===== Given records

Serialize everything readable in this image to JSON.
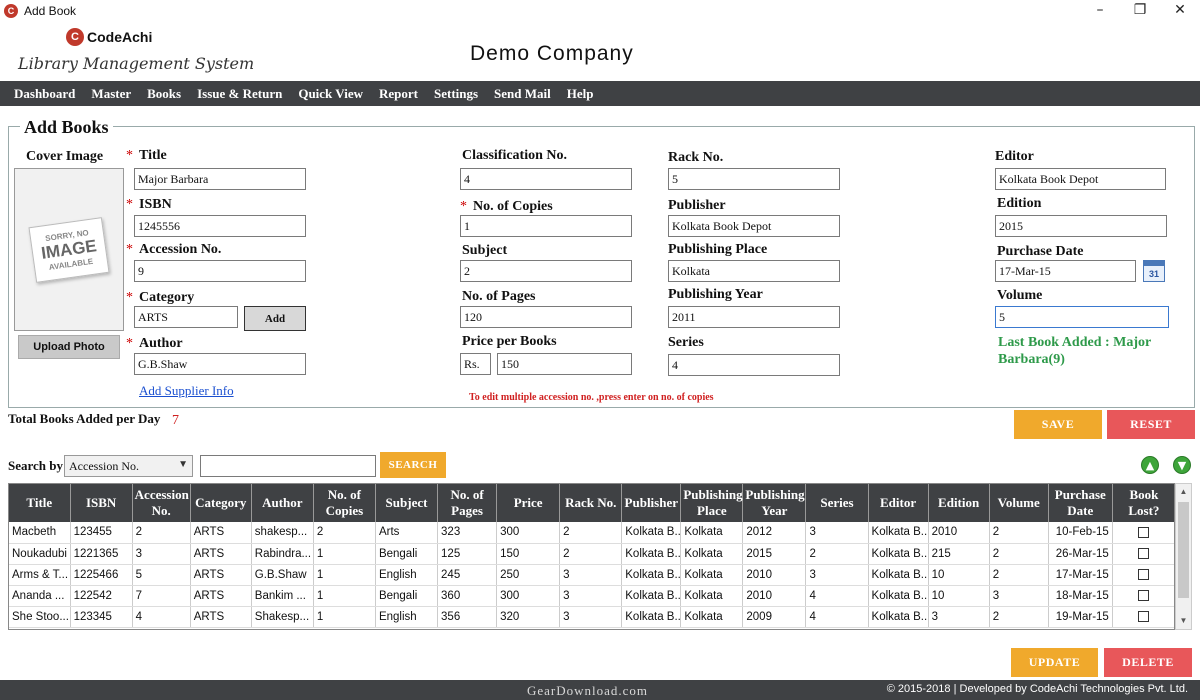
{
  "window": {
    "title": "Add Book",
    "minimize": "–",
    "maximize": "❐",
    "close": "✕"
  },
  "header": {
    "logo_brand": "CodeAchi",
    "logo_subtitle": "Library Management System",
    "company": "Demo Company"
  },
  "menu": [
    "Dashboard",
    "Master",
    "Books",
    "Issue & Return",
    "Quick View",
    "Report",
    "Settings",
    "Send Mail",
    "Help"
  ],
  "form": {
    "section_title": "Add Books",
    "cover_label": "Cover Image",
    "cover_placeholder": {
      "line1": "SORRY, NO",
      "line2": "IMAGE",
      "line3": "AVAILABLE"
    },
    "upload_photo": "Upload Photo",
    "required_mark": "*",
    "title_label": "Title",
    "title_value": "Major Barbara",
    "isbn_label": "ISBN",
    "isbn_value": "1245556",
    "accession_label": "Accession No.",
    "accession_value": "9",
    "category_label": "Category",
    "category_value": "ARTS",
    "add_label": "Add",
    "author_label": "Author",
    "author_value": "G.B.Shaw",
    "supplier_link": "Add Supplier Info",
    "classification_label": "Classification No.",
    "classification_value": "4",
    "copies_label": "No. of Copies",
    "copies_value": "1",
    "subject_label": "Subject",
    "subject_value": "2",
    "pages_label": "No. of Pages",
    "pages_value": "120",
    "price_label": "Price per Books",
    "currency": "Rs.",
    "price_value": "150",
    "rack_label": "Rack No.",
    "rack_value": "5",
    "publisher_label": "Publisher",
    "publisher_value": "Kolkata Book Depot",
    "place_label": "Publishing Place",
    "place_value": "Kolkata",
    "year_label": "Publishing Year",
    "year_value": "2011",
    "series_label": "Series",
    "series_value": "4",
    "editor_label": "Editor",
    "editor_value": "Kolkata Book Depot",
    "edition_label": "Edition",
    "edition_value": "2015",
    "purchase_label": "Purchase Date",
    "purchase_value": "17-Mar-15",
    "calendar_day": "31",
    "volume_label": "Volume",
    "volume_value": "5",
    "last_added": "Last Book Added : Major Barbara(9)",
    "hint": "To edit multiple accession no. ,press enter on no. of copies"
  },
  "stats": {
    "label": "Total Books Added per Day",
    "value": "7"
  },
  "actions": {
    "save": "SAVE",
    "reset": "RESET",
    "update": "UPDATE",
    "delete": "DELETE"
  },
  "search": {
    "label": "Search by",
    "field": "Accession No.",
    "query": "",
    "button": "SEARCH"
  },
  "table": {
    "columns": [
      "Title",
      "ISBN",
      "Accession No.",
      "Category",
      "Author",
      "No. of Copies",
      "Subject",
      "No. of Pages",
      "Price",
      "Rack No.",
      "Publisher",
      "Publishing Place",
      "Publishing Year",
      "Series",
      "Editor",
      "Edition",
      "Volume",
      "Purchase Date",
      "Book Lost?"
    ],
    "rows": [
      [
        "Macbeth",
        "123455",
        "2",
        "ARTS",
        "shakesp...",
        "2",
        "Arts",
        "323",
        "300",
        "2",
        "Kolkata B...",
        "Kolkata",
        "2012",
        "3",
        "Kolkata B...",
        "2010",
        "2",
        "10-Feb-15"
      ],
      [
        "Noukadubi",
        "1221365",
        "3",
        "ARTS",
        "Rabindra...",
        "1",
        "Bengali",
        "125",
        "150",
        "2",
        "Kolkata B...",
        "Kolkata",
        "2015",
        "2",
        "Kolkata B...",
        "215",
        "2",
        "26-Mar-15"
      ],
      [
        "Arms & T...",
        "1225466",
        "5",
        "ARTS",
        "G.B.Shaw",
        "1",
        "English",
        "245",
        "250",
        "3",
        "Kolkata B...",
        "Kolkata",
        "2010",
        "3",
        "Kolkata B...",
        "10",
        "2",
        "17-Mar-15"
      ],
      [
        "Ananda ...",
        "122542",
        "7",
        "ARTS",
        "Bankim ...",
        "1",
        "Bengali",
        "360",
        "300",
        "3",
        "Kolkata B...",
        "Kolkata",
        "2010",
        "4",
        "Kolkata B...",
        "10",
        "3",
        "18-Mar-15"
      ],
      [
        "She Stoo...",
        "123345",
        "4",
        "ARTS",
        "Shakesp...",
        "1",
        "English",
        "356",
        "320",
        "3",
        "Kolkata B...",
        "Kolkata",
        "2009",
        "4",
        "Kolkata B...",
        "3",
        "2",
        "19-Mar-15"
      ]
    ]
  },
  "footer": {
    "watermark": "GearDownload.com",
    "copyright": "© 2015-2018 | Developed by CodeAchi Technologies Pvt. Ltd."
  }
}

==========

Requirements: Return the full material word for word. Do not include the pictures.

Solution for this exercise:
Serialize everything readable in this image to JSON.
{
  "window": {
    "title": "Add Book",
    "minimize": "–",
    "maximize": "❐",
    "close": "✕"
  },
  "header": {
    "logo_brand": "CodeAchi",
    "logo_subtitle": "Library Management System",
    "company": "Demo Company"
  },
  "menu": [
    "Dashboard",
    "Master",
    "Books",
    "Issue & Return",
    "Quick View",
    "Report",
    "Settings",
    "Send Mail",
    "Help"
  ],
  "form": {
    "section_title": "Add Books",
    "cover_label": "Cover Image",
    "cover_placeholder": {
      "line1": "SORRY, NO",
      "line2": "IMAGE",
      "line3": "AVAILABLE"
    },
    "upload_photo": "Upload Photo",
    "required_mark": "*",
    "title_label": "Title",
    "title_value": "Major Barbara",
    "isbn_label": "ISBN",
    "isbn_value": "1245556",
    "accession_label": "Accession No.",
    "accession_value": "9",
    "category_label": "Category",
    "category_value": "ARTS",
    "add_label": "Add",
    "author_label": "Author",
    "author_value": "G.B.Shaw",
    "supplier_link": "Add Supplier Info",
    "classification_label": "Classification No.",
    "classification_value": "4",
    "copies_label": "No. of Copies",
    "copies_value": "1",
    "subject_label": "Subject",
    "subject_value": "2",
    "pages_label": "No. of Pages",
    "pages_value": "120",
    "price_label": "Price per Books",
    "currency": "Rs.",
    "price_value": "150",
    "rack_label": "Rack No.",
    "rack_value": "5",
    "publisher_label": "Publisher",
    "publisher_value": "Kolkata Book Depot",
    "place_label": "Publishing Place",
    "place_value": "Kolkata",
    "year_label": "Publishing Year",
    "year_value": "2011",
    "series_label": "Series",
    "series_value": "4",
    "editor_label": "Editor",
    "editor_value": "Kolkata Book Depot",
    "edition_label": "Edition",
    "edition_value": "2015",
    "purchase_label": "Purchase Date",
    "purchase_value": "17-Mar-15",
    "calendar_day": "31",
    "volume_label": "Volume",
    "volume_value": "5",
    "last_added": "Last Book Added : Major Barbara(9)",
    "hint": "To edit multiple accession no. ,press enter on no. of copies"
  },
  "stats": {
    "label": "Total Books Added per Day",
    "value": "7"
  },
  "actions": {
    "save": "SAVE",
    "reset": "RESET",
    "update": "UPDATE",
    "delete": "DELETE"
  },
  "search": {
    "label": "Search by",
    "field": "Accession No.",
    "query": "",
    "button": "SEARCH"
  },
  "table": {
    "columns": [
      "Title",
      "ISBN",
      "Accession No.",
      "Category",
      "Author",
      "No. of Copies",
      "Subject",
      "No. of Pages",
      "Price",
      "Rack No.",
      "Publisher",
      "Publishing Place",
      "Publishing Year",
      "Series",
      "Editor",
      "Edition",
      "Volume",
      "Purchase Date",
      "Book Lost?"
    ],
    "rows": [
      [
        "Macbeth",
        "123455",
        "2",
        "ARTS",
        "shakesp...",
        "2",
        "Arts",
        "323",
        "300",
        "2",
        "Kolkata B...",
        "Kolkata",
        "2012",
        "3",
        "Kolkata B...",
        "2010",
        "2",
        "10-Feb-15"
      ],
      [
        "Noukadubi",
        "1221365",
        "3",
        "ARTS",
        "Rabindra...",
        "1",
        "Bengali",
        "125",
        "150",
        "2",
        "Kolkata B...",
        "Kolkata",
        "2015",
        "2",
        "Kolkata B...",
        "215",
        "2",
        "26-Mar-15"
      ],
      [
        "Arms & T...",
        "1225466",
        "5",
        "ARTS",
        "G.B.Shaw",
        "1",
        "English",
        "245",
        "250",
        "3",
        "Kolkata B...",
        "Kolkata",
        "2010",
        "3",
        "Kolkata B...",
        "10",
        "2",
        "17-Mar-15"
      ],
      [
        "Ananda ...",
        "122542",
        "7",
        "ARTS",
        "Bankim ...",
        "1",
        "Bengali",
        "360",
        "300",
        "3",
        "Kolkata B...",
        "Kolkata",
        "2010",
        "4",
        "Kolkata B...",
        "10",
        "3",
        "18-Mar-15"
      ],
      [
        "She Stoo...",
        "123345",
        "4",
        "ARTS",
        "Shakesp...",
        "1",
        "English",
        "356",
        "320",
        "3",
        "Kolkata B...",
        "Kolkata",
        "2009",
        "4",
        "Kolkata B...",
        "3",
        "2",
        "19-Mar-15"
      ]
    ]
  },
  "footer": {
    "watermark": "GearDownload.com",
    "copyright": "© 2015-2018 | Developed by CodeAchi Technologies Pvt. Ltd."
  }
}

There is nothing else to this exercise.